[What is asked]:
Each line containing the word "screen" must be collected.
::: Supplied information :::
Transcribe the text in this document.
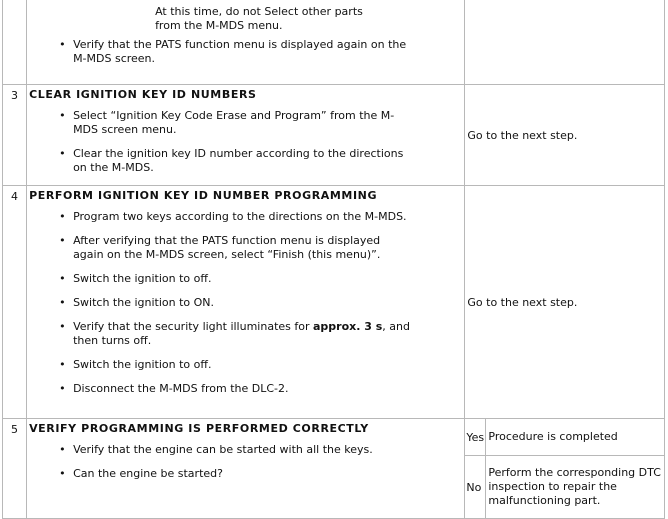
At this time, do not Select other parts
from the M-MDS menu.
• Verify that the PATS function menu is displayed again on the M-MDS screen.

3	CLEAR IGNITION KEY ID NUMBERS
• Select “Ignition Key Code Erase and Program” from the M-MDS screen menu.
• Clear the ignition key ID number according to the directions on the M-MDS.
	Go to the next step.
4	PERFORM IGNITION KEY ID NUMBER PROGRAMMING
• Program two keys according to the directions on the M-MDS.
• After verifying that the PATS function menu is displayed again on the M-MDS screen, select “Finish (this menu)”.
• Switch the ignition to off.
• Switch the ignition to ON.
• Verify that the security light illuminates for approx. 3 s, and then turns off.
• Switch the ignition to off.
• Disconnect the M-MDS from the DLC-2.
	Go to the next step.
5	VERIFY PROGRAMMING IS PERFORMED CORRECTLY
• Verify that the engine can be started with all the keys.
• Can the engine be started?

Yes	Procedure is completed
No	Perform the corresponding DTC inspection to repair the malfunctioning part.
:::
[Finished task]:
• Verify that the PATS function menu is displayed again on the M-MDS screen.
• Select “Ignition Key Code Erase and Program” from the M-MDS screen menu.
• After verifying that the PATS function menu is displayed again on the M-MDS screen, select “Finish (this menu)”.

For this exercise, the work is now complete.